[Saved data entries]
********************

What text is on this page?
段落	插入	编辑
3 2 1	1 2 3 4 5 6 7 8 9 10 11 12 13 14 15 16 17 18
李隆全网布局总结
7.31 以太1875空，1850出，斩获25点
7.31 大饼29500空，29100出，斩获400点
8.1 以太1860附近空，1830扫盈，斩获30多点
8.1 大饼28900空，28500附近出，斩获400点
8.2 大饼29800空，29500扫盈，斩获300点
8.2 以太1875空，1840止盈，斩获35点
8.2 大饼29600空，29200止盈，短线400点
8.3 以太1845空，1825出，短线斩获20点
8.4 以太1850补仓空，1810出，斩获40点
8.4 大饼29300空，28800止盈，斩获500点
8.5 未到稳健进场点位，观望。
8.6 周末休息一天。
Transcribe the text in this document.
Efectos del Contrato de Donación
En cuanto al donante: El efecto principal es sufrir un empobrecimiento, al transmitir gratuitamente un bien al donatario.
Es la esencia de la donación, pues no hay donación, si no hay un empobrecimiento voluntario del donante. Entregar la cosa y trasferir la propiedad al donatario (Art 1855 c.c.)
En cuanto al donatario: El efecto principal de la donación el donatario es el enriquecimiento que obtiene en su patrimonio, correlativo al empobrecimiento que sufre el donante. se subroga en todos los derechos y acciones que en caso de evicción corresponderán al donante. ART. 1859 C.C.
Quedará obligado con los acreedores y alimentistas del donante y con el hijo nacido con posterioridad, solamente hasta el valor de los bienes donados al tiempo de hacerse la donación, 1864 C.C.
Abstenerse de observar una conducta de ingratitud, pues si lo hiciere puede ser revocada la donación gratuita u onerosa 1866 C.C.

********************

* _Given request_
Extract the full set of entries word for word.

* _Answer to the problem_
What text is on this page?
段落	插入	编辑
3 2 1	1 2 3 4 5 6 7 8 9 10 11 12 13 14 15 16 17 18
李隆全网布局总结
7.31 以太1875空，1850出，斩获25点
7.31 大饼29500空，29100出，斩获400点
8.1 以太1860附近空，1830扫盈，斩获30多点
8.1 大饼28900空，28500附近出，斩获400点
8.2 大饼29800空，29500扫盈，斩获300点
8.2 以太1875空，1840止盈，斩获35点
8.2 大饼29600空，29200止盈，短线400点
8.3 以太1845空，1825出，短线斩获20点
8.4 以太1850补仓空，1810出，斩获40点
8.4 大饼29300空，28800止盈，斩获500点
8.5 未到稳健进场点位，观望。
8.6 周末休息一天。
Transcribe the text in this document.
Efectos del Contrato de Donación
En cuanto al donante: El efecto principal es sufrir un empobrecimiento, al transmitir gratuitamente un bien al donatario.
Es la esencia de la donación, pues no hay donación, si no hay un empobrecimiento voluntario del donante. Entregar la cosa y trasferir la propiedad al donatario (Art 1855 c.c.)
En cuanto al donatario: El efecto principal de la donación el donatario es el enriquecimiento que obtiene en su patrimonio, correlativo al empobrecimiento que sufre el donante. se subroga en todos los derechos y acciones que en caso de evicción corresponderán al donante. ART. 1859 C.C.
Quedará obligado con los acreedores y alimentistas del donante y con el hijo nacido con posterioridad, solamente hasta el valor de los bienes donados al tiempo de hacerse la donación, 1864 C.C.
Abstenerse de observar una conducta de ingratitud, pues si lo hiciere puede ser revocada la donación gratuita u onerosa 1866 C.C.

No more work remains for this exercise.